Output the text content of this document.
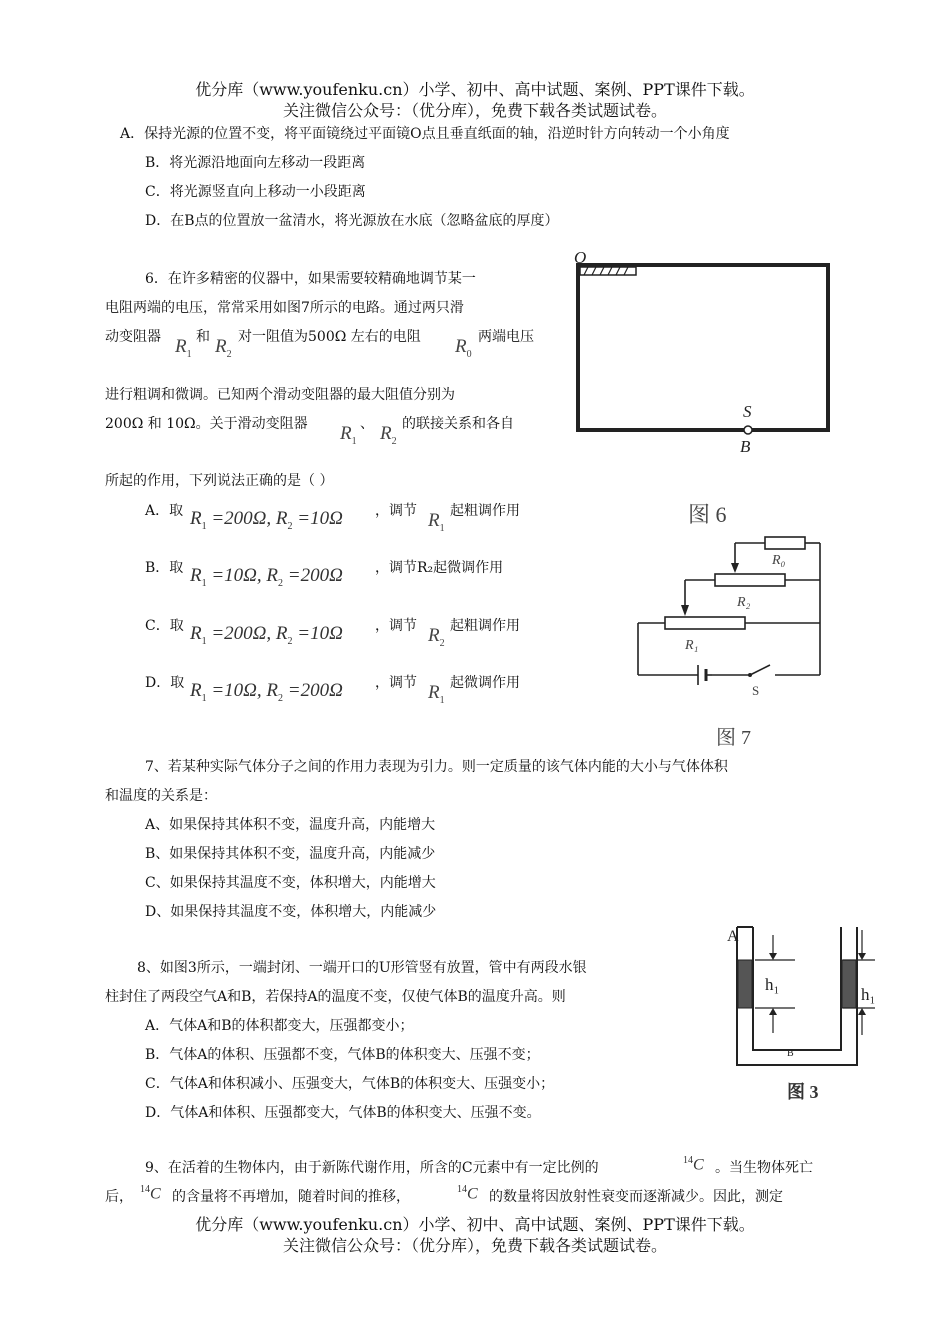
优分库（www.youfenku.cn）小学、初中、高中试题、案例、PPT课件下载。
关注微信公众号：（优分库），免费下载各类试题试卷。
A．保持光源的位置不变，将平面镜绕过平面镜O点且垂直纸面的轴，沿逆时针方向转动一个小角度
B．将光源沿地面向左移动一段距离
C．将光源竖直向上移动一小段距离
D．在B点的位置放一盆清水，将光源放在水底（忽略盆底的厚度）
6．在许多精密的仪器中，如果需要较精确地调节某一
电阻两端的电压，常常采用如图7所示的电路。通过两只滑
动变阻器 $R_1$
和 $R_2$
对一阻值为500Ω 左右的电阻 $R_0$
两端电压
进行粗调和微调。已知两个滑动变阻器的最大阻值分别为
200Ω 和 10Ω。关于滑动变阻器 $R_1$
、 $R_2$
的联接关系和各自
所起的作用，下列说法正确的是（ ）
A．取 $R_1 =200\Omega$, $R_2 =10\Omega$ ，调节 $R_1$
起粗调作用
B．取 $R_1 =10\Omega$, $R_2 =200\Omega$ ，调节R₂起微调作用
C．取 $R_1 =200\Omega$, $R_2 =10\Omega$ ，调节 $R_2$
起粗调作用
D．取 $R_1 =10\Omega$, $R_2 =200\Omega$ ，调节 $R_1$
起微调作用
7、若某种实际气体分子之间的作用力表现为引力。则一定质量的该气体内能的大小与气体体积
和温度的关系是：
A、如果保持其体积不变，温度升高，内能增大
B、如果保持其体积不变，温度升高，内能减少
C、如果保持其温度不变，体积增大，内能增大
D、如果保持其温度不变，体积增大，内能减少
8、如图3所示，一端封闭、一端开口的U形管竖有放置，管中有两段水银
柱封住了两段空气A和B，若保持A的温度不变，仅使气体B的温度升高。则
A．气体A和B的体积都变大，压强都变小；
B．气体A的体积、压强都不变，气体B的体积变大、压强不变；
C．气体A和体积减小、压强变大，气体B的体积变大、压强变小；
D．气体A和体积、压强都变大，气体B的体积变大、压强不变。
9、在活着的生物体内，由于新陈代谢作用，所含的C元素中有一定比例的	$^{14}$C 。当生物体死亡
后， $^{14}$C 的含量将不再增加，随着时间的推移，	$^{14}$C 的数量将因放射性衰变而逐渐减少。因此，测定
优分库（www.youfenku.cn）小学、初中、高中试题、案例、PPT课件下载。
关注微信公众号：（优分库），免费下载各类试题试卷。
O
S
B
图 6
R₀
R₂
R₁
S
图 7
A
h₁
h₁
B
图 3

■ **Set task**
Which lines above hold the word "如果保持其温度不变"? Copy each of them.

■ **Solution for this problem**
C、如果保持其温度不变，体积增大，内能增大
D、如果保持其温度不变，体积增大，内能减少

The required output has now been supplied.